■ **What is needed**
Transcribe the records below exactly as they appear, omitting any pictures.

# Start of Items

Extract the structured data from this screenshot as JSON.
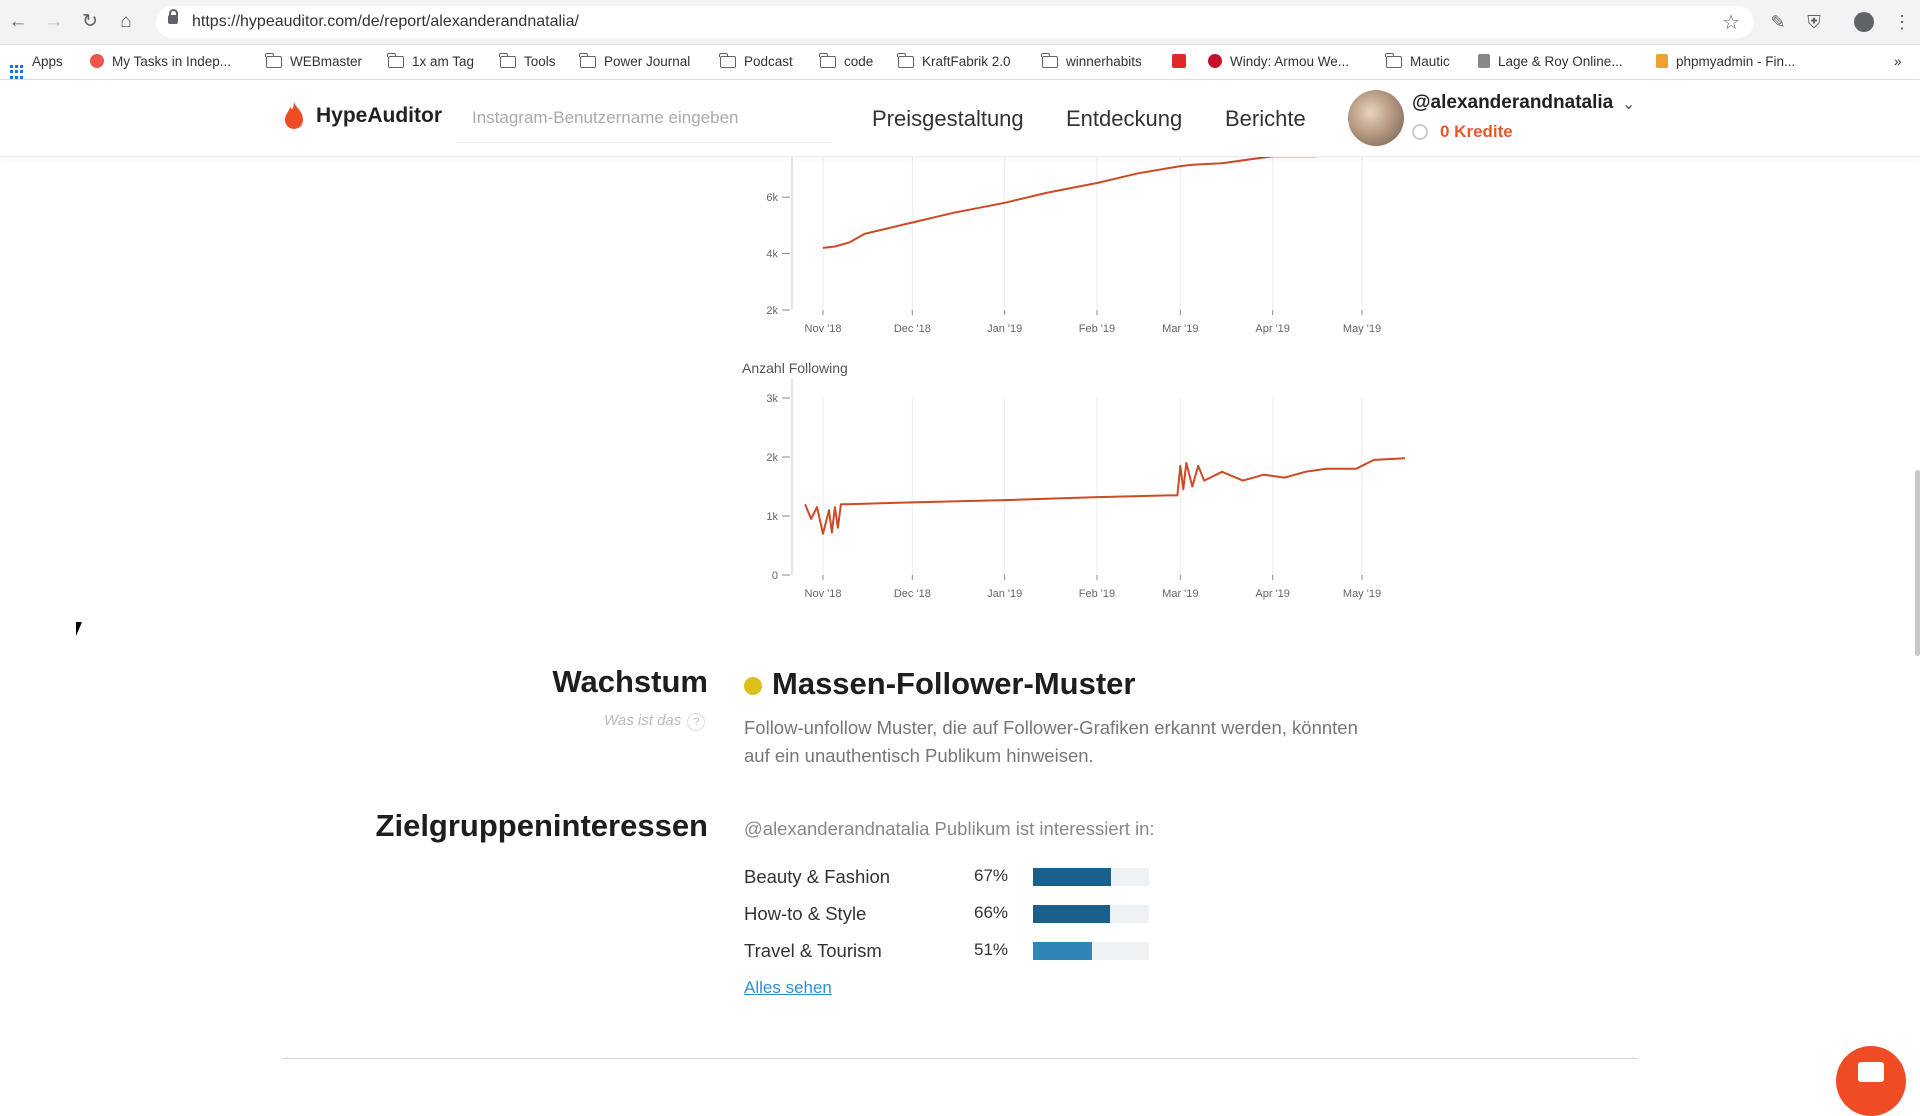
{
  "browser": {
    "url": "https://hypeauditor.com/de/report/alexanderandnatalia/",
    "bookmarks": [
      {
        "label": "Apps",
        "icon": "apps-grid-icon"
      },
      {
        "label": "My Tasks in Indep...",
        "icon": "asana-icon"
      },
      {
        "label": "WEBmaster",
        "icon": "folder-icon"
      },
      {
        "label": "1x am Tag",
        "icon": "folder-icon"
      },
      {
        "label": "Tools",
        "icon": "folder-icon"
      },
      {
        "label": "Power Journal",
        "icon": "folder-icon"
      },
      {
        "label": "Podcast",
        "icon": "folder-icon"
      },
      {
        "label": "code",
        "icon": "folder-icon"
      },
      {
        "label": "KraftFabrik 2.0",
        "icon": "folder-icon"
      },
      {
        "label": "winnerhabits",
        "icon": "folder-icon"
      },
      {
        "label": "Windy: Armou We...",
        "icon": "vivaldi-icon"
      },
      {
        "label": "Mautic",
        "icon": "folder-icon"
      },
      {
        "label": "Lage & Roy Online...",
        "icon": "lage-roy-icon"
      },
      {
        "label": "phpmyadmin - Fin...",
        "icon": "phpmyadmin-icon"
      }
    ],
    "overflow": "»"
  },
  "header": {
    "brand": "HypeAuditor",
    "search_placeholder": "Instagram-Benutzername eingeben",
    "nav": [
      "Preisgestaltung",
      "Entdeckung",
      "Berichte"
    ],
    "username": "@alexanderandnatalia",
    "credits": "0 Kredite",
    "accent": "#e8582c"
  },
  "chart_data": [
    {
      "type": "line",
      "title": "",
      "x": [
        "2018-11-01",
        "2018-11-05",
        "2018-11-10",
        "2018-11-15",
        "2018-12-01",
        "2018-12-15",
        "2019-01-01",
        "2019-01-15",
        "2019-02-01",
        "2019-02-15",
        "2019-03-01",
        "2019-03-05",
        "2019-03-15",
        "2019-04-01",
        "2019-04-15",
        "2019-05-01"
      ],
      "series": [
        {
          "values": [
            4200,
            4250,
            4400,
            4700,
            5100,
            5450,
            5800,
            6150,
            6500,
            6850,
            7100,
            7150,
            7200,
            7450,
            7450,
            7550
          ]
        }
      ],
      "xticks": [
        "Nov '18",
        "Dec '18",
        "Jan '19",
        "Feb '19",
        "Mar '19",
        "Apr '19",
        "May '19"
      ],
      "yticks": [
        "2k",
        "4k",
        "6k"
      ],
      "ylim": [
        2000,
        7600
      ],
      "color": "#cc4b24",
      "grid": true
    },
    {
      "type": "line",
      "title": "Anzahl Following",
      "x": [
        "2018-10-26",
        "2018-10-28",
        "2018-10-30",
        "2018-11-01",
        "2018-11-03",
        "2018-11-04",
        "2018-11-05",
        "2018-11-06",
        "2018-11-07",
        "2018-11-09",
        "2018-12-01",
        "2019-01-01",
        "2019-02-01",
        "2019-02-25",
        "2019-02-28",
        "2019-03-01",
        "2019-03-02",
        "2019-03-03",
        "2019-03-05",
        "2019-03-07",
        "2019-03-09",
        "2019-03-15",
        "2019-03-22",
        "2019-03-29",
        "2019-04-05",
        "2019-04-12",
        "2019-04-19",
        "2019-04-29",
        "2019-05-05",
        "2019-05-20"
      ],
      "series": [
        {
          "values": [
            1200,
            950,
            1150,
            700,
            1100,
            720,
            1150,
            800,
            1200,
            1200,
            1230,
            1270,
            1320,
            1350,
            1350,
            1850,
            1450,
            1900,
            1500,
            1850,
            1600,
            1750,
            1600,
            1700,
            1650,
            1750,
            1800,
            1800,
            1950,
            1980
          ]
        }
      ],
      "xticks": [
        "Nov '18",
        "Dec '18",
        "Jan '19",
        "Feb '19",
        "Mar '19",
        "Apr '19",
        "May '19"
      ],
      "yticks": [
        "0",
        "1k",
        "2k",
        "3k"
      ],
      "ylim": [
        0,
        3000
      ],
      "color": "#cc4b24",
      "grid": true
    }
  ],
  "growth": {
    "section_title": "Wachstum",
    "whats_this": "Was ist das",
    "whats_this_icon": "?",
    "status_color": "#ddbf1c",
    "pattern_title": "Massen-Follower-Muster",
    "description": "Follow-unfollow Muster, die auf Follower-Grafiken erkannt werden, könnten auf ein unauthentisch Publikum hinweisen."
  },
  "interests": {
    "section_title": "Zielgruppeninteressen",
    "intro": "@alexanderandnatalia Publikum ist interessiert in:",
    "items": [
      {
        "name": "Beauty & Fashion",
        "pct": "67%",
        "value": 0.67,
        "color": "#1b5f8c"
      },
      {
        "name": "How-to & Style",
        "pct": "66%",
        "value": 0.66,
        "color": "#1b5f8c"
      },
      {
        "name": "Travel & Tourism",
        "pct": "51%",
        "value": 0.51,
        "color": "#2e86b8"
      }
    ],
    "see_all": "Alles sehen"
  }
}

# End of Items

■ **Correct output**
Extract the structured data from this screenshot as JSON.
{
  "browser": {
    "url": "https://hypeauditor.com/de/report/alexanderandnatalia/",
    "bookmarks": [
      {
        "label": "Apps",
        "icon": "apps-grid-icon"
      },
      {
        "label": "My Tasks in Indep...",
        "icon": "asana-icon"
      },
      {
        "label": "WEBmaster",
        "icon": "folder-icon"
      },
      {
        "label": "1x am Tag",
        "icon": "folder-icon"
      },
      {
        "label": "Tools",
        "icon": "folder-icon"
      },
      {
        "label": "Power Journal",
        "icon": "folder-icon"
      },
      {
        "label": "Podcast",
        "icon": "folder-icon"
      },
      {
        "label": "code",
        "icon": "folder-icon"
      },
      {
        "label": "KraftFabrik 2.0",
        "icon": "folder-icon"
      },
      {
        "label": "winnerhabits",
        "icon": "folder-icon"
      },
      {
        "label": "Windy: Armou We...",
        "icon": "vivaldi-icon"
      },
      {
        "label": "Mautic",
        "icon": "folder-icon"
      },
      {
        "label": "Lage & Roy Online...",
        "icon": "lage-roy-icon"
      },
      {
        "label": "phpmyadmin - Fin...",
        "icon": "phpmyadmin-icon"
      }
    ],
    "overflow": "»"
  },
  "header": {
    "brand": "HypeAuditor",
    "search_placeholder": "Instagram-Benutzername eingeben",
    "nav": [
      "Preisgestaltung",
      "Entdeckung",
      "Berichte"
    ],
    "username": "@alexanderandnatalia",
    "credits": "0 Kredite",
    "accent": "#e8582c"
  },
  "chart_data": [
    {
      "type": "line",
      "title": "",
      "x": [
        "2018-11-01",
        "2018-11-05",
        "2018-11-10",
        "2018-11-15",
        "2018-12-01",
        "2018-12-15",
        "2019-01-01",
        "2019-01-15",
        "2019-02-01",
        "2019-02-15",
        "2019-03-01",
        "2019-03-05",
        "2019-03-15",
        "2019-04-01",
        "2019-04-15",
        "2019-05-01"
      ],
      "series": [
        {
          "values": [
            4200,
            4250,
            4400,
            4700,
            5100,
            5450,
            5800,
            6150,
            6500,
            6850,
            7100,
            7150,
            7200,
            7450,
            7450,
            7550
          ]
        }
      ],
      "xticks": [
        "Nov '18",
        "Dec '18",
        "Jan '19",
        "Feb '19",
        "Mar '19",
        "Apr '19",
        "May '19"
      ],
      "yticks": [
        "2k",
        "4k",
        "6k"
      ],
      "ylim": [
        2000,
        7600
      ],
      "color": "#cc4b24",
      "grid": true
    },
    {
      "type": "line",
      "title": "Anzahl Following",
      "x": [
        "2018-10-26",
        "2018-10-28",
        "2018-10-30",
        "2018-11-01",
        "2018-11-03",
        "2018-11-04",
        "2018-11-05",
        "2018-11-06",
        "2018-11-07",
        "2018-11-09",
        "2018-12-01",
        "2019-01-01",
        "2019-02-01",
        "2019-02-25",
        "2019-02-28",
        "2019-03-01",
        "2019-03-02",
        "2019-03-03",
        "2019-03-05",
        "2019-03-07",
        "2019-03-09",
        "2019-03-15",
        "2019-03-22",
        "2019-03-29",
        "2019-04-05",
        "2019-04-12",
        "2019-04-19",
        "2019-04-29",
        "2019-05-05",
        "2019-05-20"
      ],
      "series": [
        {
          "values": [
            1200,
            950,
            1150,
            700,
            1100,
            720,
            1150,
            800,
            1200,
            1200,
            1230,
            1270,
            1320,
            1350,
            1350,
            1850,
            1450,
            1900,
            1500,
            1850,
            1600,
            1750,
            1600,
            1700,
            1650,
            1750,
            1800,
            1800,
            1950,
            1980
          ]
        }
      ],
      "xticks": [
        "Nov '18",
        "Dec '18",
        "Jan '19",
        "Feb '19",
        "Mar '19",
        "Apr '19",
        "May '19"
      ],
      "yticks": [
        "0",
        "1k",
        "2k",
        "3k"
      ],
      "ylim": [
        0,
        3000
      ],
      "color": "#cc4b24",
      "grid": true
    }
  ],
  "growth": {
    "section_title": "Wachstum",
    "whats_this": "Was ist das",
    "whats_this_icon": "?",
    "status_color": "#ddbf1c",
    "pattern_title": "Massen-Follower-Muster",
    "description": "Follow-unfollow Muster, die auf Follower-Grafiken erkannt werden, könnten auf ein unauthentisch Publikum hinweisen."
  },
  "interests": {
    "section_title": "Zielgruppeninteressen",
    "intro": "@alexanderandnatalia Publikum ist interessiert in:",
    "items": [
      {
        "name": "Beauty & Fashion",
        "pct": "67%",
        "value": 0.67,
        "color": "#1b5f8c"
      },
      {
        "name": "How-to & Style",
        "pct": "66%",
        "value": 0.66,
        "color": "#1b5f8c"
      },
      {
        "name": "Travel & Tourism",
        "pct": "51%",
        "value": 0.51,
        "color": "#2e86b8"
      }
    ],
    "see_all": "Alles sehen"
  }
}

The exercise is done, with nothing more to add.